• _Stated goal_:
Output the material below unchanged, apart from leaving out the pictures.

• _Task inputs_:
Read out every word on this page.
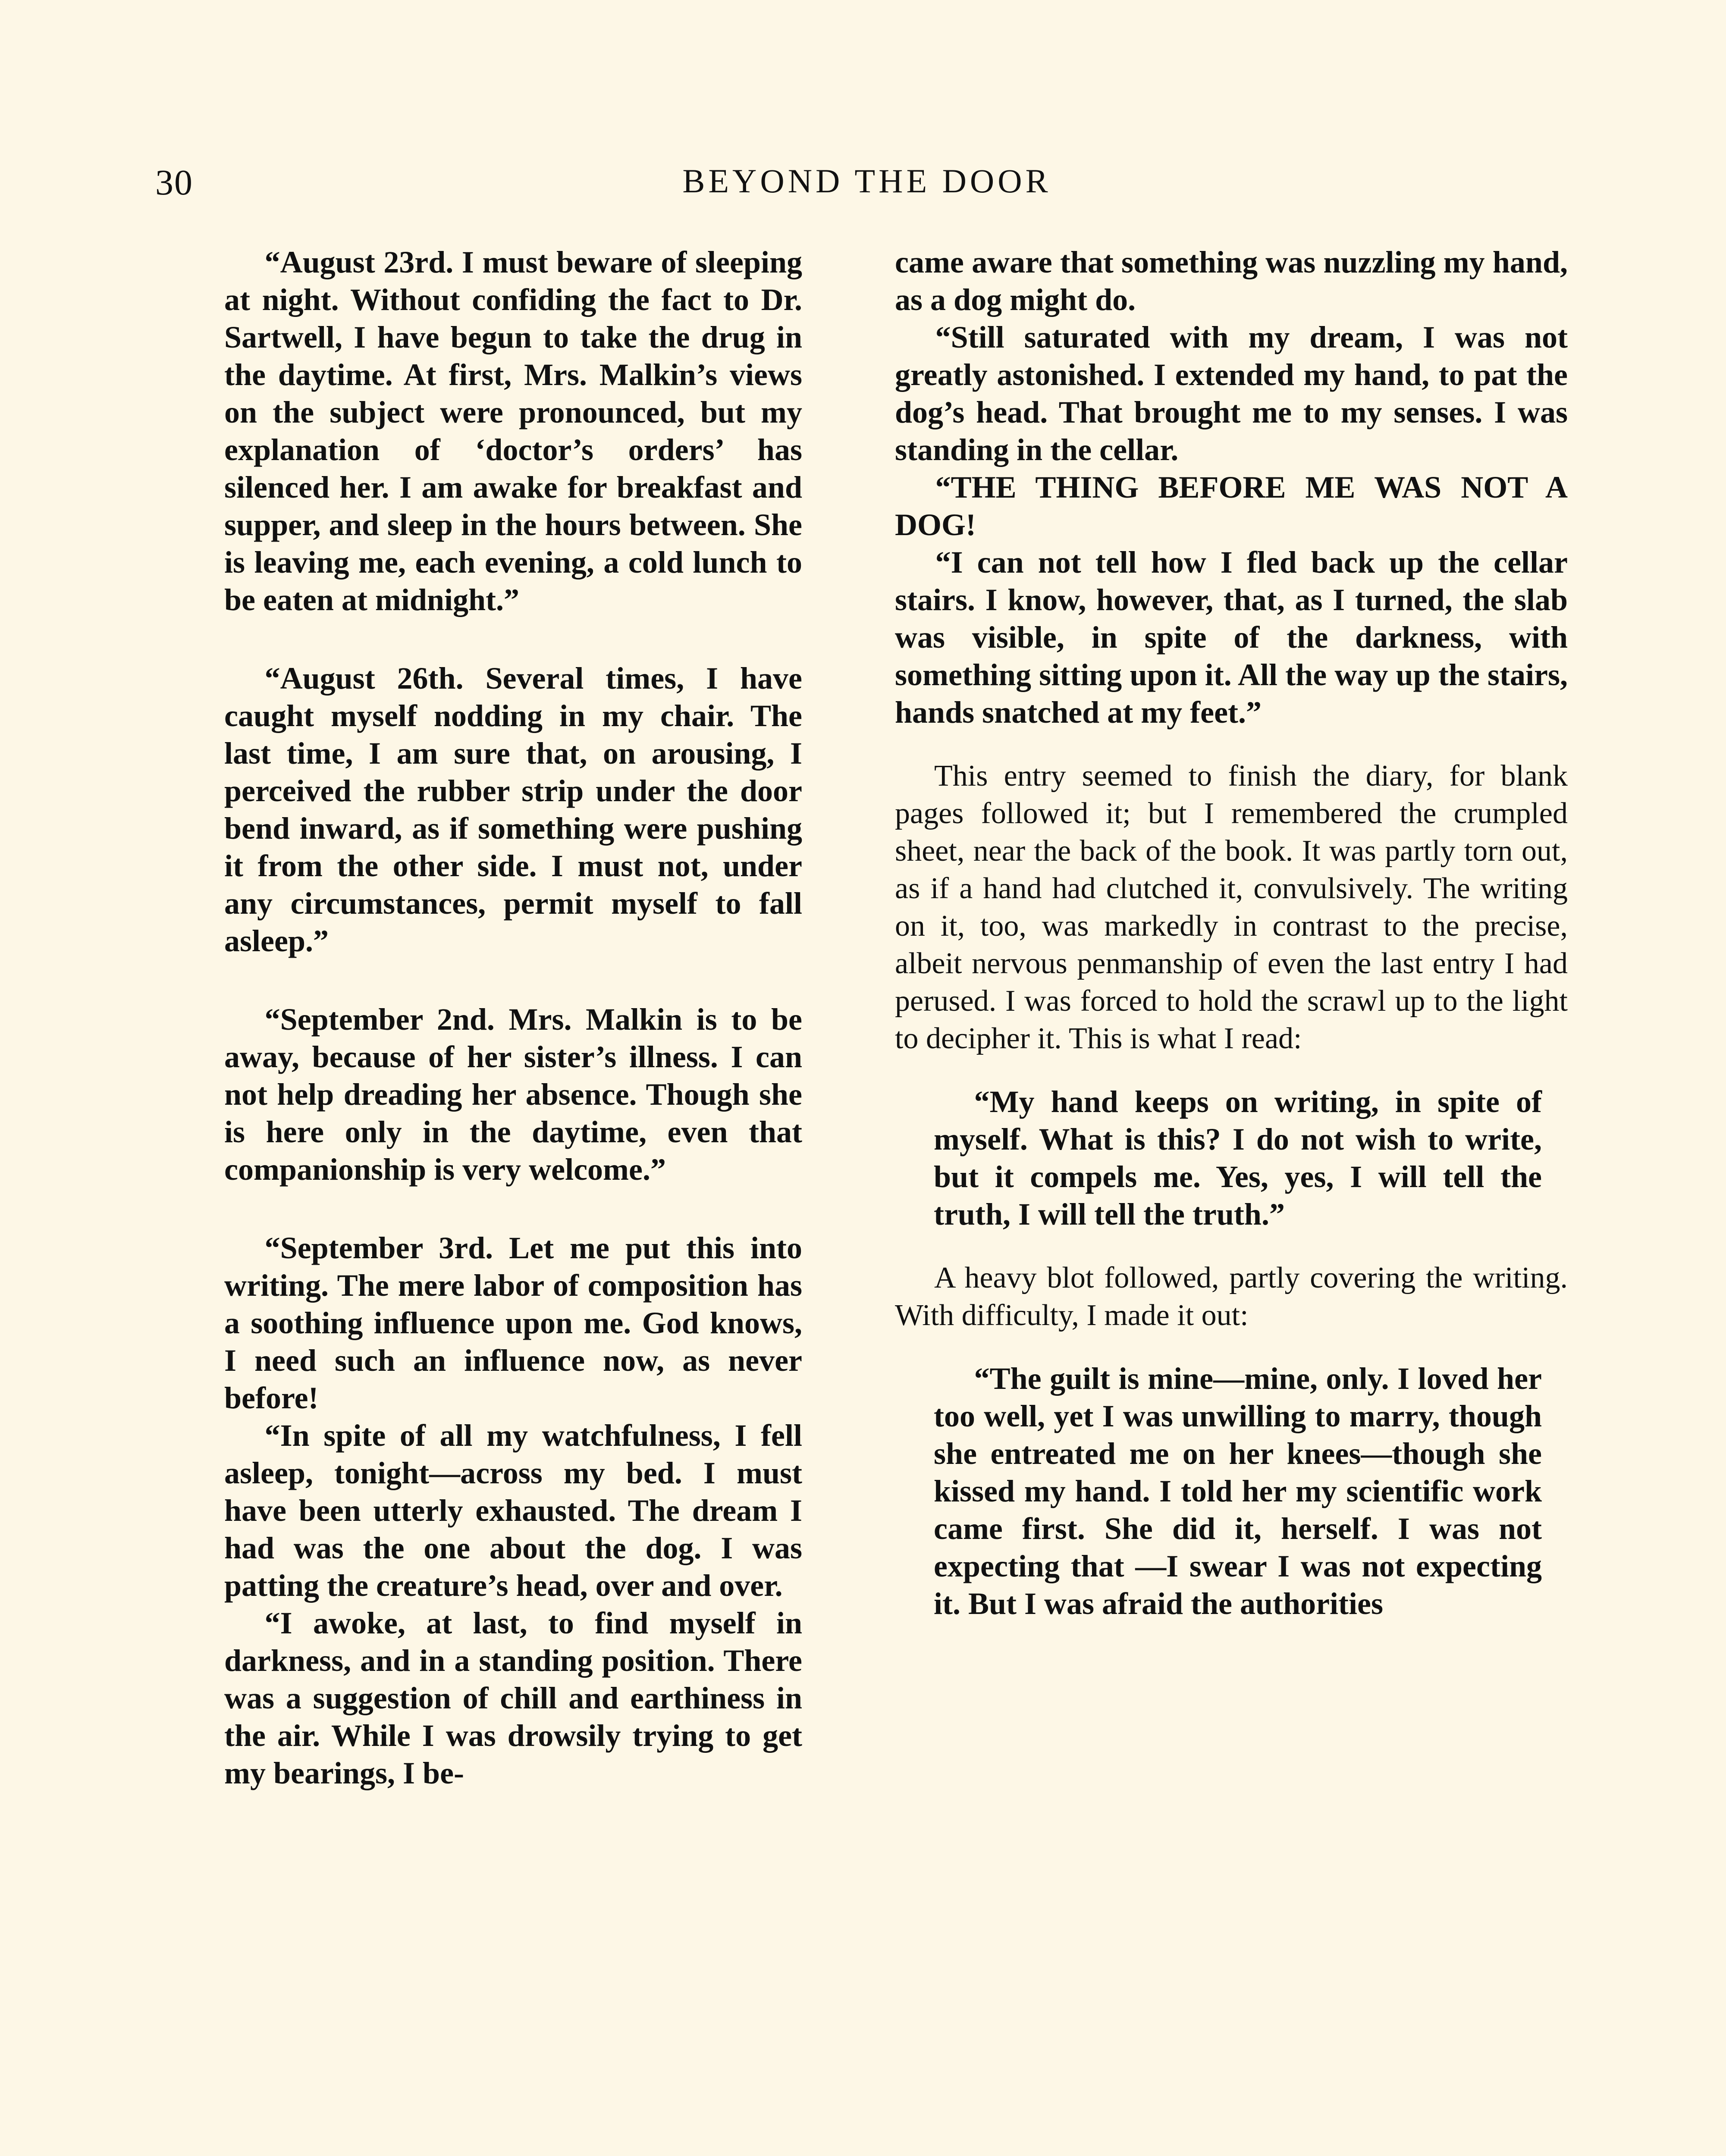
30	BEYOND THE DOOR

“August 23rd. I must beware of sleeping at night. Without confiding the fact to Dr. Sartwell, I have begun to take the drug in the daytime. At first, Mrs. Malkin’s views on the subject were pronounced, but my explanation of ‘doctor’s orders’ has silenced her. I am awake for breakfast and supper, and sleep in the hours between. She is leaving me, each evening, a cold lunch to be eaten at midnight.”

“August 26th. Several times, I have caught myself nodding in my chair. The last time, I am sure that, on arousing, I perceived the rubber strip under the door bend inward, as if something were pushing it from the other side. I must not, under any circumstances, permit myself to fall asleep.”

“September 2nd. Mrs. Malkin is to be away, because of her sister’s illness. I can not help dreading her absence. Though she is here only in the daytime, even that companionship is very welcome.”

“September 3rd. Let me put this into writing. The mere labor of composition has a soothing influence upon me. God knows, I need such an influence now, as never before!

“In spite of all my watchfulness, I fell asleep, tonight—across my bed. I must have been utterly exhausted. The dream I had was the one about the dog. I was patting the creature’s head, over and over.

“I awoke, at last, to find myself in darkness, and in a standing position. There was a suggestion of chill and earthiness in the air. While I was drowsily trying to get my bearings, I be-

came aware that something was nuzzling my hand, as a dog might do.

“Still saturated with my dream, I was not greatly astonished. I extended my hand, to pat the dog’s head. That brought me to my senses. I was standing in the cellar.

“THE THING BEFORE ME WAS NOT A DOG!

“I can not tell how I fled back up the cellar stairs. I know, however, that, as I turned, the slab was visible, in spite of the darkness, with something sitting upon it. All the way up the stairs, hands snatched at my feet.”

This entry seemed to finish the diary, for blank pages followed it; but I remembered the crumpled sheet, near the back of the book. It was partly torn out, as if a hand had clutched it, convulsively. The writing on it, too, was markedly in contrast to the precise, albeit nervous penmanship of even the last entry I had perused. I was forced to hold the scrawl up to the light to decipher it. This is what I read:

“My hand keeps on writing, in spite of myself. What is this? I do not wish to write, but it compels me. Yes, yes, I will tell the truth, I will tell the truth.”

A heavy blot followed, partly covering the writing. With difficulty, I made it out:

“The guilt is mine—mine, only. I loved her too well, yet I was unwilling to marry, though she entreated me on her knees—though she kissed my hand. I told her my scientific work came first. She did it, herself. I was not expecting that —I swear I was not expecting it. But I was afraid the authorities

• _Task result_:
Read out every word on this page.
30	BEYOND THE DOOR

“August 23rd. I must beware of sleeping at night. Without confiding the fact to Dr. Sartwell, I have begun to take the drug in the daytime. At first, Mrs. Malkin’s views on the subject were pronounced, but my explanation of ‘doctor’s orders’ has silenced her. I am awake for breakfast and supper, and sleep in the hours between. She is leaving me, each evening, a cold lunch to be eaten at midnight.”

“August 26th. Several times, I have caught myself nodding in my chair. The last time, I am sure that, on arousing, I perceived the rubber strip under the door bend inward, as if something were pushing it from the other side. I must not, under any circumstances, permit myself to fall asleep.”

“September 2nd. Mrs. Malkin is to be away, because of her sister’s illness. I can not help dreading her absence. Though she is here only in the daytime, even that companionship is very welcome.”

“September 3rd. Let me put this into writing. The mere labor of composition has a soothing influence upon me. God knows, I need such an influence now, as never before!

“In spite of all my watchfulness, I fell asleep, tonight—across my bed. I must have been utterly exhausted. The dream I had was the one about the dog. I was patting the creature’s head, over and over.

“I awoke, at last, to find myself in darkness, and in a standing position. There was a suggestion of chill and earthiness in the air. While I was drowsily trying to get my bearings, I be-

came aware that something was nuzzling my hand, as a dog might do.

“Still saturated with my dream, I was not greatly astonished. I extended my hand, to pat the dog’s head. That brought me to my senses. I was standing in the cellar.

“THE THING BEFORE ME WAS NOT A DOG!

“I can not tell how I fled back up the cellar stairs. I know, however, that, as I turned, the slab was visible, in spite of the darkness, with something sitting upon it. All the way up the stairs, hands snatched at my feet.”

This entry seemed to finish the diary, for blank pages followed it; but I remembered the crumpled sheet, near the back of the book. It was partly torn out, as if a hand had clutched it, convulsively. The writing on it, too, was markedly in contrast to the precise, albeit nervous penmanship of even the last entry I had perused. I was forced to hold the scrawl up to the light to decipher it. This is what I read:

“My hand keeps on writing, in spite of myself. What is this? I do not wish to write, but it compels me. Yes, yes, I will tell the truth, I will tell the truth.”

A heavy blot followed, partly covering the writing. With difficulty, I made it out:

“The guilt is mine—mine, only. I loved her too well, yet I was unwilling to marry, though she entreated me on her knees—though she kissed my hand. I told her my scientific work came first. She did it, herself. I was not expecting that —I swear I was not expecting it. But I was afraid the authorities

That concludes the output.